→ TO BE DONE
The records below must be transcribed exactly. Do not include the pictures.
※ ※ ※
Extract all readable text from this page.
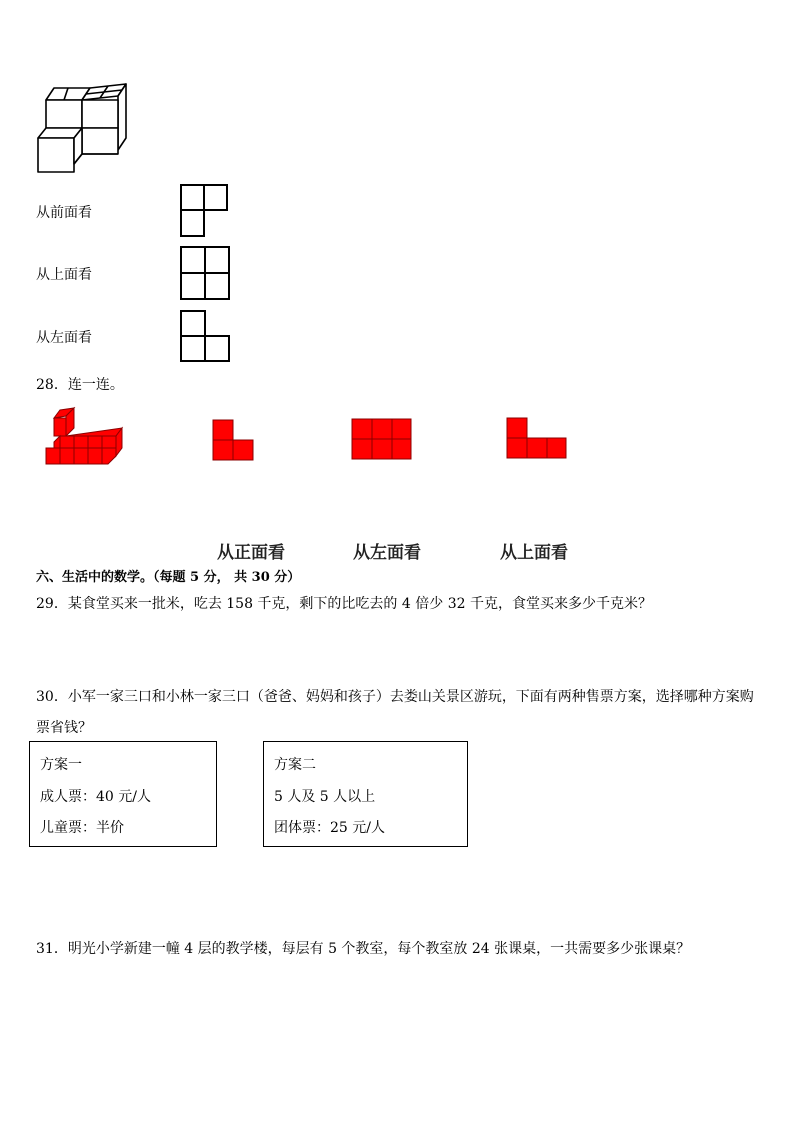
从前面看
从上面看
从左面看
28．连一连。
从正面看	从左面看	从上面看
六、生活中的数学。（每题 5 分， 共 30 分）
29．某食堂买来一批米，吃去 158 千克，剩下的比吃去的 4 倍少 32 千克，食堂买来多少千克米？
30．小军一家三口和小林一家三口（爸爸、妈妈和孩子）去娄山关景区游玩，下面有两种售票方案，选择哪种方案购
票省钱？
方案一
成人票：40 元/人
儿童票：半价
方案二
5 人及 5 人以上
团体票：25 元/人
31．明光小学新建一幢 4 层的教学楼，每层有 5 个教室，每个教室放 24 张课桌，一共需要多少张课桌？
※ ※ ※
→ ANSWER TO THE TASK
Extract all readable text from this page.
从前面看
从上面看
从左面看
28．连一连。
从正面看	从左面看	从上面看
六、生活中的数学。（每题 5 分， 共 30 分）
29．某食堂买来一批米，吃去 158 千克，剩下的比吃去的 4 倍少 32 千克，食堂买来多少千克米？
30．小军一家三口和小林一家三口（爸爸、妈妈和孩子）去娄山关景区游玩，下面有两种售票方案，选择哪种方案购
票省钱？
方案一
成人票：40 元/人
儿童票：半价
方案二
5 人及 5 人以上
团体票：25 元/人
31．明光小学新建一幢 4 层的教学楼，每层有 5 个教室，每个教室放 24 张课桌，一共需要多少张课桌？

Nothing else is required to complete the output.